Records contained in a dataset:
━━━━━━━━━━━━━━━━━━━━━━━━━━━━━━

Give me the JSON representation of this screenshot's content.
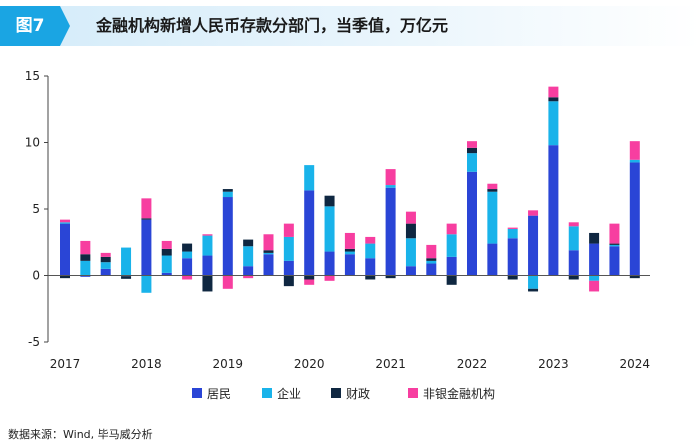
{
  "header": {
    "figure_label": "图7",
    "title": "金融机构新增人民币存款分部门，当季值，万亿元"
  },
  "source": "数据来源：Wind, 毕马威分析",
  "chart_data": {
    "type": "bar",
    "stacked": true,
    "title": "金融机构新增人民币存款分部门，当季值，万亿元",
    "xlabel": "",
    "ylabel": "",
    "ylim": [
      -5,
      15
    ],
    "yticks": [
      -5,
      0,
      5,
      10,
      15
    ],
    "grid": false,
    "legend_position": "bottom",
    "categories": [
      "2017Q1",
      "2017Q2",
      "2017Q3",
      "2017Q4",
      "2018Q1",
      "2018Q2",
      "2018Q3",
      "2018Q4",
      "2019Q1",
      "2019Q2",
      "2019Q3",
      "2019Q4",
      "2020Q1",
      "2020Q2",
      "2020Q3",
      "2020Q4",
      "2021Q1",
      "2021Q2",
      "2021Q3",
      "2021Q4",
      "2022Q1",
      "2022Q2",
      "2022Q3",
      "2022Q4",
      "2023Q1",
      "2023Q2",
      "2023Q3",
      "2023Q4",
      "2024Q1"
    ],
    "year_labels": [
      "2017",
      "2018",
      "2019",
      "2020",
      "2021",
      "2022",
      "2023",
      "2024"
    ],
    "series": [
      {
        "name": "居民",
        "color": "#2a45d6",
        "values": [
          3.9,
          -0.1,
          0.5,
          -0.05,
          4.2,
          0.2,
          1.3,
          1.5,
          5.9,
          0.7,
          1.6,
          1.1,
          6.4,
          1.8,
          1.6,
          1.3,
          6.6,
          0.7,
          0.9,
          1.4,
          7.8,
          2.4,
          2.8,
          4.5,
          9.8,
          1.9,
          2.4,
          2.2,
          8.5
        ]
      },
      {
        "name": "企业",
        "color": "#19b3ea",
        "values": [
          0.1,
          1.1,
          0.5,
          2.1,
          -1.3,
          1.3,
          0.5,
          1.5,
          0.4,
          1.5,
          0.1,
          1.8,
          1.9,
          3.4,
          0.2,
          1.1,
          0.2,
          2.1,
          0.2,
          1.7,
          1.4,
          3.9,
          0.7,
          -1.0,
          3.3,
          1.8,
          -0.4,
          0.1,
          0.2
        ]
      },
      {
        "name": "财政",
        "color": "#0f2741",
        "values": [
          -0.2,
          0.5,
          0.4,
          -0.2,
          0.1,
          0.5,
          0.6,
          -1.2,
          0.2,
          0.5,
          0.2,
          -0.8,
          -0.3,
          0.8,
          0.2,
          -0.3,
          -0.2,
          1.1,
          0.2,
          -0.7,
          0.4,
          0.2,
          -0.3,
          -0.2,
          0.3,
          -0.3,
          0.8,
          0.1,
          -0.2
        ]
      },
      {
        "name": "非银金融机构",
        "color": "#f73ea0",
        "values": [
          0.2,
          1.0,
          0.3,
          0.0,
          1.5,
          0.6,
          -0.3,
          0.1,
          -1.0,
          -0.2,
          1.2,
          1.0,
          -0.4,
          -0.4,
          1.2,
          0.5,
          1.2,
          0.9,
          1.0,
          0.8,
          0.5,
          0.4,
          0.1,
          0.4,
          0.8,
          0.3,
          -0.8,
          1.5,
          1.4
        ]
      }
    ]
  }
}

━━━━━━━━━━━━━━━━━━━━━━━━━━━━━━

- _Exercise objective_
Will you restate every entry word for word and omit the images?

- _Answer to the task_
Give me the JSON representation of this screenshot's content.
{
  "header": {
    "figure_label": "图7",
    "title": "金融机构新增人民币存款分部门，当季值，万亿元"
  },
  "source": "数据来源：Wind, 毕马威分析",
  "chart_data": {
    "type": "bar",
    "stacked": true,
    "title": "金融机构新增人民币存款分部门，当季值，万亿元",
    "xlabel": "",
    "ylabel": "",
    "ylim": [
      -5,
      15
    ],
    "yticks": [
      -5,
      0,
      5,
      10,
      15
    ],
    "grid": false,
    "legend_position": "bottom",
    "categories": [
      "2017Q1",
      "2017Q2",
      "2017Q3",
      "2017Q4",
      "2018Q1",
      "2018Q2",
      "2018Q3",
      "2018Q4",
      "2019Q1",
      "2019Q2",
      "2019Q3",
      "2019Q4",
      "2020Q1",
      "2020Q2",
      "2020Q3",
      "2020Q4",
      "2021Q1",
      "2021Q2",
      "2021Q3",
      "2021Q4",
      "2022Q1",
      "2022Q2",
      "2022Q3",
      "2022Q4",
      "2023Q1",
      "2023Q2",
      "2023Q3",
      "2023Q4",
      "2024Q1"
    ],
    "year_labels": [
      "2017",
      "2018",
      "2019",
      "2020",
      "2021",
      "2022",
      "2023",
      "2024"
    ],
    "series": [
      {
        "name": "居民",
        "color": "#2a45d6",
        "values": [
          3.9,
          -0.1,
          0.5,
          -0.05,
          4.2,
          0.2,
          1.3,
          1.5,
          5.9,
          0.7,
          1.6,
          1.1,
          6.4,
          1.8,
          1.6,
          1.3,
          6.6,
          0.7,
          0.9,
          1.4,
          7.8,
          2.4,
          2.8,
          4.5,
          9.8,
          1.9,
          2.4,
          2.2,
          8.5
        ]
      },
      {
        "name": "企业",
        "color": "#19b3ea",
        "values": [
          0.1,
          1.1,
          0.5,
          2.1,
          -1.3,
          1.3,
          0.5,
          1.5,
          0.4,
          1.5,
          0.1,
          1.8,
          1.9,
          3.4,
          0.2,
          1.1,
          0.2,
          2.1,
          0.2,
          1.7,
          1.4,
          3.9,
          0.7,
          -1.0,
          3.3,
          1.8,
          -0.4,
          0.1,
          0.2
        ]
      },
      {
        "name": "财政",
        "color": "#0f2741",
        "values": [
          -0.2,
          0.5,
          0.4,
          -0.2,
          0.1,
          0.5,
          0.6,
          -1.2,
          0.2,
          0.5,
          0.2,
          -0.8,
          -0.3,
          0.8,
          0.2,
          -0.3,
          -0.2,
          1.1,
          0.2,
          -0.7,
          0.4,
          0.2,
          -0.3,
          -0.2,
          0.3,
          -0.3,
          0.8,
          0.1,
          -0.2
        ]
      },
      {
        "name": "非银金融机构",
        "color": "#f73ea0",
        "values": [
          0.2,
          1.0,
          0.3,
          0.0,
          1.5,
          0.6,
          -0.3,
          0.1,
          -1.0,
          -0.2,
          1.2,
          1.0,
          -0.4,
          -0.4,
          1.2,
          0.5,
          1.2,
          0.9,
          1.0,
          0.8,
          0.5,
          0.4,
          0.1,
          0.4,
          0.8,
          0.3,
          -0.8,
          1.5,
          1.4
        ]
      }
    ]
  }
}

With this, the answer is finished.